> _WORK REQUIRED_:
Can the data below be set down again exactly, line for line?
☆ ☆ ☆ ☆ ☆
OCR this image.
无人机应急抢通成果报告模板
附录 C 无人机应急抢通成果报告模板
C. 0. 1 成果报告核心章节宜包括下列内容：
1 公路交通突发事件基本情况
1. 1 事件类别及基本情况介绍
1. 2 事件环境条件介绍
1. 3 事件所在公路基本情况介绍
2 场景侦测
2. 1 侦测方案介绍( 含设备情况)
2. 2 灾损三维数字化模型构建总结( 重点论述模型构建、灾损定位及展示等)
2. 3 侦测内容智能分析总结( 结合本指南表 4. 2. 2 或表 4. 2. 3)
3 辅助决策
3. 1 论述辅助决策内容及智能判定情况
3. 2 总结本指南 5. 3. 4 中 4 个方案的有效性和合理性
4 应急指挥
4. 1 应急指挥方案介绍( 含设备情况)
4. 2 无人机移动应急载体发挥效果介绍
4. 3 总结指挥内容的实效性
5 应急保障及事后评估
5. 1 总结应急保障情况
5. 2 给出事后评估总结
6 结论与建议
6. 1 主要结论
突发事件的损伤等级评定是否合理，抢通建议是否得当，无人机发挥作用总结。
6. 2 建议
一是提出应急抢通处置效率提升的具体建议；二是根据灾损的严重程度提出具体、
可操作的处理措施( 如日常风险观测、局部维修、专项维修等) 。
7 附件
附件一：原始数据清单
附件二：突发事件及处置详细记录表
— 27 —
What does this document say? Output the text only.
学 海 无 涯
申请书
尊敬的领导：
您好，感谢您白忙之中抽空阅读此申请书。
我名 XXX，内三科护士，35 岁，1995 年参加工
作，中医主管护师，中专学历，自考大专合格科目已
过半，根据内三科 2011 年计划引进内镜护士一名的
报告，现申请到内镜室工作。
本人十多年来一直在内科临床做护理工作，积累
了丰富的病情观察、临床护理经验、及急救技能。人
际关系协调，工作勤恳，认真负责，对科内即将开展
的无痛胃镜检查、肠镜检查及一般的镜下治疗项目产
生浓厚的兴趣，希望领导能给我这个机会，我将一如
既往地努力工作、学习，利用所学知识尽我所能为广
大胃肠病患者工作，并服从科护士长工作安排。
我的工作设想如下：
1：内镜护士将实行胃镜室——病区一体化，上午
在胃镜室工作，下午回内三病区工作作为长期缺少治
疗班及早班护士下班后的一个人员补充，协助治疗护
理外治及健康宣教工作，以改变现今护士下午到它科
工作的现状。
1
☆ ☆ ☆ ☆ ☆
> _OUTPUT FOR THIS TASK_:
OCR this image.
无人机应急抢通成果报告模板
附录 C 无人机应急抢通成果报告模板
C. 0. 1 成果报告核心章节宜包括下列内容：
1 公路交通突发事件基本情况
1. 1 事件类别及基本情况介绍
1. 2 事件环境条件介绍
1. 3 事件所在公路基本情况介绍
2 场景侦测
2. 1 侦测方案介绍( 含设备情况)
2. 2 灾损三维数字化模型构建总结( 重点论述模型构建、灾损定位及展示等)
2. 3 侦测内容智能分析总结( 结合本指南表 4. 2. 2 或表 4. 2. 3)
3 辅助决策
3. 1 论述辅助决策内容及智能判定情况
3. 2 总结本指南 5. 3. 4 中 4 个方案的有效性和合理性
4 应急指挥
4. 1 应急指挥方案介绍( 含设备情况)
4. 2 无人机移动应急载体发挥效果介绍
4. 3 总结指挥内容的实效性
5 应急保障及事后评估
5. 1 总结应急保障情况
5. 2 给出事后评估总结
6 结论与建议
6. 1 主要结论
突发事件的损伤等级评定是否合理，抢通建议是否得当，无人机发挥作用总结。
6. 2 建议
一是提出应急抢通处置效率提升的具体建议；二是根据灾损的严重程度提出具体、
可操作的处理措施( 如日常风险观测、局部维修、专项维修等) 。
7 附件
附件一：原始数据清单
附件二：突发事件及处置详细记录表
— 27 —
What does this document say? Output the text only.
学 海 无 涯
申请书
尊敬的领导：
您好，感谢您白忙之中抽空阅读此申请书。
我名 XXX，内三科护士，35 岁，1995 年参加工
作，中医主管护师，中专学历，自考大专合格科目已
过半，根据内三科 2011 年计划引进内镜护士一名的
报告，现申请到内镜室工作。
本人十多年来一直在内科临床做护理工作，积累
了丰富的病情观察、临床护理经验、及急救技能。人
际关系协调，工作勤恳，认真负责，对科内即将开展
的无痛胃镜检查、肠镜检查及一般的镜下治疗项目产
生浓厚的兴趣，希望领导能给我这个机会，我将一如
既往地努力工作、学习，利用所学知识尽我所能为广
大胃肠病患者工作，并服从科护士长工作安排。
我的工作设想如下：
1：内镜护士将实行胃镜室——病区一体化，上午
在胃镜室工作，下午回内三病区工作作为长期缺少治
疗班及早班护士下班后的一个人员补充，协助治疗护
理外治及健康宣教工作，以改变现今护士下午到它科
工作的现状。
1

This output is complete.